===== RECORDS TO PROCESS =====

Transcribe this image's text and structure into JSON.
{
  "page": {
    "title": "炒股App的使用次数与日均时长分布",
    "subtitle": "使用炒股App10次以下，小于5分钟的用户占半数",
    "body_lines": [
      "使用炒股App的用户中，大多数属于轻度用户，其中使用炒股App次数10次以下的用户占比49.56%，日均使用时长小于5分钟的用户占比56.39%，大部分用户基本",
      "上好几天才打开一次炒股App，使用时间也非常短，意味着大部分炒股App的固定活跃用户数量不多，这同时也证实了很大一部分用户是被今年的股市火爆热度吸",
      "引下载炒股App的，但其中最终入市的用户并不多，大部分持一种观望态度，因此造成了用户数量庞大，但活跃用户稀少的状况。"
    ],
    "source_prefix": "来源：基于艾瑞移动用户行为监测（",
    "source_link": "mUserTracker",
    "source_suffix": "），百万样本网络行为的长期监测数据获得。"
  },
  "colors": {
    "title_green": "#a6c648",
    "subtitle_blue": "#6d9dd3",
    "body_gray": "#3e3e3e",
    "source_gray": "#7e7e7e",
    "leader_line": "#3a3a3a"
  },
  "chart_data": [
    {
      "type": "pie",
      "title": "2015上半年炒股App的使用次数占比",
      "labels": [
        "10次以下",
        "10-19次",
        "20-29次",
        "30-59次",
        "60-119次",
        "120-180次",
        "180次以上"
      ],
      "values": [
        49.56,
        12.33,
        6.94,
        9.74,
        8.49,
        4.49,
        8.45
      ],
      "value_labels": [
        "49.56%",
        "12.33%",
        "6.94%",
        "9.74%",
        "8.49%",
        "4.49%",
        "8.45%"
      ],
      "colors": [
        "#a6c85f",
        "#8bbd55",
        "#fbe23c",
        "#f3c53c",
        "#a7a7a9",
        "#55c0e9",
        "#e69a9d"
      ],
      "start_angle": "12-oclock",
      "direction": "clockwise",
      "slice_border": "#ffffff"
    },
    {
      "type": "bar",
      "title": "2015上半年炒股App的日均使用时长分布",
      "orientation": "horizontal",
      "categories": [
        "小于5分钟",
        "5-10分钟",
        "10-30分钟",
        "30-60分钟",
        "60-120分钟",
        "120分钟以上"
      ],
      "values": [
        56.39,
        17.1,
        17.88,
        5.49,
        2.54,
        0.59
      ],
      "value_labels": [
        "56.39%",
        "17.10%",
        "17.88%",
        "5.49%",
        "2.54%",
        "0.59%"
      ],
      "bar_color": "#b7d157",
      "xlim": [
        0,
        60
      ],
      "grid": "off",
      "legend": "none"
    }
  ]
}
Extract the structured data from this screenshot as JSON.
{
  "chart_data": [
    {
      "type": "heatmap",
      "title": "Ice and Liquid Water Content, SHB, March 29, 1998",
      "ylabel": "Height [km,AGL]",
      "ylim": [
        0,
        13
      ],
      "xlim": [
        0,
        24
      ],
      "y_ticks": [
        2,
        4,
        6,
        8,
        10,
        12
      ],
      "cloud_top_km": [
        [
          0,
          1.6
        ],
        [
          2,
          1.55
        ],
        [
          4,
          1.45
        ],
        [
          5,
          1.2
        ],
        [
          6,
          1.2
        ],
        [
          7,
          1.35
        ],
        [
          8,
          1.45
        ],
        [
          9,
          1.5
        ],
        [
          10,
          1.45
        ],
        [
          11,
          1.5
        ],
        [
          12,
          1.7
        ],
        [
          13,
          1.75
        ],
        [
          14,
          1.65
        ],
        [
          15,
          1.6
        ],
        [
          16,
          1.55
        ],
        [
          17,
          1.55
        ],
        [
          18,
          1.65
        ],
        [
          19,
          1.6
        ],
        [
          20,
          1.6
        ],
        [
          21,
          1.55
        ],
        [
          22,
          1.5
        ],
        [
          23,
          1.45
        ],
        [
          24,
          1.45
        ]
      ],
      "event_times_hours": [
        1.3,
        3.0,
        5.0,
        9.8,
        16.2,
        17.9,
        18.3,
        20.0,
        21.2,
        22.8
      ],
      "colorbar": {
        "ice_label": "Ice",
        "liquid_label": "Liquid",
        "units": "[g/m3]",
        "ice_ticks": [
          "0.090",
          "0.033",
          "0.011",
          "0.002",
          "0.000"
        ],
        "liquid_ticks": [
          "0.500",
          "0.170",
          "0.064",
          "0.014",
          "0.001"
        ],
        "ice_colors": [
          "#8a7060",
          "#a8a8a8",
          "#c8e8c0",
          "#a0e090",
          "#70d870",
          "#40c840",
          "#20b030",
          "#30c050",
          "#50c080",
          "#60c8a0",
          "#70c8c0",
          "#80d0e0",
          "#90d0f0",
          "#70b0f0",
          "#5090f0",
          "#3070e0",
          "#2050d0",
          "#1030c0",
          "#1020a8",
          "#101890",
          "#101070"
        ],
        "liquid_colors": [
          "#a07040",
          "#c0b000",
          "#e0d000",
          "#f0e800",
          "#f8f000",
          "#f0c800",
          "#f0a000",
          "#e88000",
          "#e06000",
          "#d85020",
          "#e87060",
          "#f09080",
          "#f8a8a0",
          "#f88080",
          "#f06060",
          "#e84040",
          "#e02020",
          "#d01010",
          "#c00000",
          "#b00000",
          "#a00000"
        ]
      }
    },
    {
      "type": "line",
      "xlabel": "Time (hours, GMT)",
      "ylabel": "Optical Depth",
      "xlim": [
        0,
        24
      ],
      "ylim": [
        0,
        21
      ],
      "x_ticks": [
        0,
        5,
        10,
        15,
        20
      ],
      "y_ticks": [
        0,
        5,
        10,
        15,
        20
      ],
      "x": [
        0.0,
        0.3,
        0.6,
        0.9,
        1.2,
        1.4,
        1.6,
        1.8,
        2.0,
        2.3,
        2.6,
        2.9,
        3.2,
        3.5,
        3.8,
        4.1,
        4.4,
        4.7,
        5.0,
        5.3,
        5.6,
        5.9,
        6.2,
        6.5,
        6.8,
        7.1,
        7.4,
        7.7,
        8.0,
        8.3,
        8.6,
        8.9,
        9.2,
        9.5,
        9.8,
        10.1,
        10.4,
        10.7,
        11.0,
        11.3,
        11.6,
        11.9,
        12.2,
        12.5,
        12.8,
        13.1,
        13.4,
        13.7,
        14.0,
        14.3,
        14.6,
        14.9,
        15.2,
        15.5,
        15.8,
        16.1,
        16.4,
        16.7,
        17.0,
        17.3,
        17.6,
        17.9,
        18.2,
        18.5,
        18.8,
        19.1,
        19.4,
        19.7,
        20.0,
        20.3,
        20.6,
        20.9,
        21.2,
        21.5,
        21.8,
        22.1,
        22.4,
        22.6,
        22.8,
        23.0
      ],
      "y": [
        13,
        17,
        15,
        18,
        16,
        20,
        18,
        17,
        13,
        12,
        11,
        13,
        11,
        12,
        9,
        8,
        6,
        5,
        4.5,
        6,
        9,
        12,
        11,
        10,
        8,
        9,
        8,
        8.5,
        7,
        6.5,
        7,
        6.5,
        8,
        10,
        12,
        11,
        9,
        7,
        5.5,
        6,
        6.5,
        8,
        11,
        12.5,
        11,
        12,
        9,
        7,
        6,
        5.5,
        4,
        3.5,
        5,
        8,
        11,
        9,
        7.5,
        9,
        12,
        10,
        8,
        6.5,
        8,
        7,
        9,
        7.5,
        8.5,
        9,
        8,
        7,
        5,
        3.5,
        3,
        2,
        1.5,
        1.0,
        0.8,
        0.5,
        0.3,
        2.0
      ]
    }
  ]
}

=====

- TASK PROMPT -
Repeat every entry exactly, please.

- CORRECT OUTPUT -
Transcribe this image's text and structure into JSON.
{
  "page": {
    "title": "炒股App的使用次数与日均时长分布",
    "subtitle": "使用炒股App10次以下，小于5分钟的用户占半数",
    "body_lines": [
      "使用炒股App的用户中，大多数属于轻度用户，其中使用炒股App次数10次以下的用户占比49.56%，日均使用时长小于5分钟的用户占比56.39%，大部分用户基本",
      "上好几天才打开一次炒股App，使用时间也非常短，意味着大部分炒股App的固定活跃用户数量不多，这同时也证实了很大一部分用户是被今年的股市火爆热度吸",
      "引下载炒股App的，但其中最终入市的用户并不多，大部分持一种观望态度，因此造成了用户数量庞大，但活跃用户稀少的状况。"
    ],
    "source_prefix": "来源：基于艾瑞移动用户行为监测（",
    "source_link": "mUserTracker",
    "source_suffix": "），百万样本网络行为的长期监测数据获得。"
  },
  "colors": {
    "title_green": "#a6c648",
    "subtitle_blue": "#6d9dd3",
    "body_gray": "#3e3e3e",
    "source_gray": "#7e7e7e",
    "leader_line": "#3a3a3a"
  },
  "chart_data": [
    {
      "type": "pie",
      "title": "2015上半年炒股App的使用次数占比",
      "labels": [
        "10次以下",
        "10-19次",
        "20-29次",
        "30-59次",
        "60-119次",
        "120-180次",
        "180次以上"
      ],
      "values": [
        49.56,
        12.33,
        6.94,
        9.74,
        8.49,
        4.49,
        8.45
      ],
      "value_labels": [
        "49.56%",
        "12.33%",
        "6.94%",
        "9.74%",
        "8.49%",
        "4.49%",
        "8.45%"
      ],
      "colors": [
        "#a6c85f",
        "#8bbd55",
        "#fbe23c",
        "#f3c53c",
        "#a7a7a9",
        "#55c0e9",
        "#e69a9d"
      ],
      "start_angle": "12-oclock",
      "direction": "clockwise",
      "slice_border": "#ffffff"
    },
    {
      "type": "bar",
      "title": "2015上半年炒股App的日均使用时长分布",
      "orientation": "horizontal",
      "categories": [
        "小于5分钟",
        "5-10分钟",
        "10-30分钟",
        "30-60分钟",
        "60-120分钟",
        "120分钟以上"
      ],
      "values": [
        56.39,
        17.1,
        17.88,
        5.49,
        2.54,
        0.59
      ],
      "value_labels": [
        "56.39%",
        "17.10%",
        "17.88%",
        "5.49%",
        "2.54%",
        "0.59%"
      ],
      "bar_color": "#b7d157",
      "xlim": [
        0,
        60
      ],
      "grid": "off",
      "legend": "none"
    }
  ]
}
Extract the structured data from this screenshot as JSON.
{
  "chart_data": [
    {
      "type": "heatmap",
      "title": "Ice and Liquid Water Content, SHB, March 29, 1998",
      "ylabel": "Height [km,AGL]",
      "ylim": [
        0,
        13
      ],
      "xlim": [
        0,
        24
      ],
      "y_ticks": [
        2,
        4,
        6,
        8,
        10,
        12
      ],
      "cloud_top_km": [
        [
          0,
          1.6
        ],
        [
          2,
          1.55
        ],
        [
          4,
          1.45
        ],
        [
          5,
          1.2
        ],
        [
          6,
          1.2
        ],
        [
          7,
          1.35
        ],
        [
          8,
          1.45
        ],
        [
          9,
          1.5
        ],
        [
          10,
          1.45
        ],
        [
          11,
          1.5
        ],
        [
          12,
          1.7
        ],
        [
          13,
          1.75
        ],
        [
          14,
          1.65
        ],
        [
          15,
          1.6
        ],
        [
          16,
          1.55
        ],
        [
          17,
          1.55
        ],
        [
          18,
          1.65
        ],
        [
          19,
          1.6
        ],
        [
          20,
          1.6
        ],
        [
          21,
          1.55
        ],
        [
          22,
          1.5
        ],
        [
          23,
          1.45
        ],
        [
          24,
          1.45
        ]
      ],
      "event_times_hours": [
        1.3,
        3.0,
        5.0,
        9.8,
        16.2,
        17.9,
        18.3,
        20.0,
        21.2,
        22.8
      ],
      "colorbar": {
        "ice_label": "Ice",
        "liquid_label": "Liquid",
        "units": "[g/m3]",
        "ice_ticks": [
          "0.090",
          "0.033",
          "0.011",
          "0.002",
          "0.000"
        ],
        "liquid_ticks": [
          "0.500",
          "0.170",
          "0.064",
          "0.014",
          "0.001"
        ],
        "ice_colors": [
          "#8a7060",
          "#a8a8a8",
          "#c8e8c0",
          "#a0e090",
          "#70d870",
          "#40c840",
          "#20b030",
          "#30c050",
          "#50c080",
          "#60c8a0",
          "#70c8c0",
          "#80d0e0",
          "#90d0f0",
          "#70b0f0",
          "#5090f0",
          "#3070e0",
          "#2050d0",
          "#1030c0",
          "#1020a8",
          "#101890",
          "#101070"
        ],
        "liquid_colors": [
          "#a07040",
          "#c0b000",
          "#e0d000",
          "#f0e800",
          "#f8f000",
          "#f0c800",
          "#f0a000",
          "#e88000",
          "#e06000",
          "#d85020",
          "#e87060",
          "#f09080",
          "#f8a8a0",
          "#f88080",
          "#f06060",
          "#e84040",
          "#e02020",
          "#d01010",
          "#c00000",
          "#b00000",
          "#a00000"
        ]
      }
    },
    {
      "type": "line",
      "xlabel": "Time (hours, GMT)",
      "ylabel": "Optical Depth",
      "xlim": [
        0,
        24
      ],
      "ylim": [
        0,
        21
      ],
      "x_ticks": [
        0,
        5,
        10,
        15,
        20
      ],
      "y_ticks": [
        0,
        5,
        10,
        15,
        20
      ],
      "x": [
        0.0,
        0.3,
        0.6,
        0.9,
        1.2,
        1.4,
        1.6,
        1.8,
        2.0,
        2.3,
        2.6,
        2.9,
        3.2,
        3.5,
        3.8,
        4.1,
        4.4,
        4.7,
        5.0,
        5.3,
        5.6,
        5.9,
        6.2,
        6.5,
        6.8,
        7.1,
        7.4,
        7.7,
        8.0,
        8.3,
        8.6,
        8.9,
        9.2,
        9.5,
        9.8,
        10.1,
        10.4,
        10.7,
        11.0,
        11.3,
        11.6,
        11.9,
        12.2,
        12.5,
        12.8,
        13.1,
        13.4,
        13.7,
        14.0,
        14.3,
        14.6,
        14.9,
        15.2,
        15.5,
        15.8,
        16.1,
        16.4,
        16.7,
        17.0,
        17.3,
        17.6,
        17.9,
        18.2,
        18.5,
        18.8,
        19.1,
        19.4,
        19.7,
        20.0,
        20.3,
        20.6,
        20.9,
        21.2,
        21.5,
        21.8,
        22.1,
        22.4,
        22.6,
        22.8,
        23.0
      ],
      "y": [
        13,
        17,
        15,
        18,
        16,
        20,
        18,
        17,
        13,
        12,
        11,
        13,
        11,
        12,
        9,
        8,
        6,
        5,
        4.5,
        6,
        9,
        12,
        11,
        10,
        8,
        9,
        8,
        8.5,
        7,
        6.5,
        7,
        6.5,
        8,
        10,
        12,
        11,
        9,
        7,
        5.5,
        6,
        6.5,
        8,
        11,
        12.5,
        11,
        12,
        9,
        7,
        6,
        5.5,
        4,
        3.5,
        5,
        8,
        11,
        9,
        7.5,
        9,
        12,
        10,
        8,
        6.5,
        8,
        7,
        9,
        7.5,
        8.5,
        9,
        8,
        7,
        5,
        3.5,
        3,
        2,
        1.5,
        1.0,
        0.8,
        0.5,
        0.3,
        2.0
      ]
    }
  ]
}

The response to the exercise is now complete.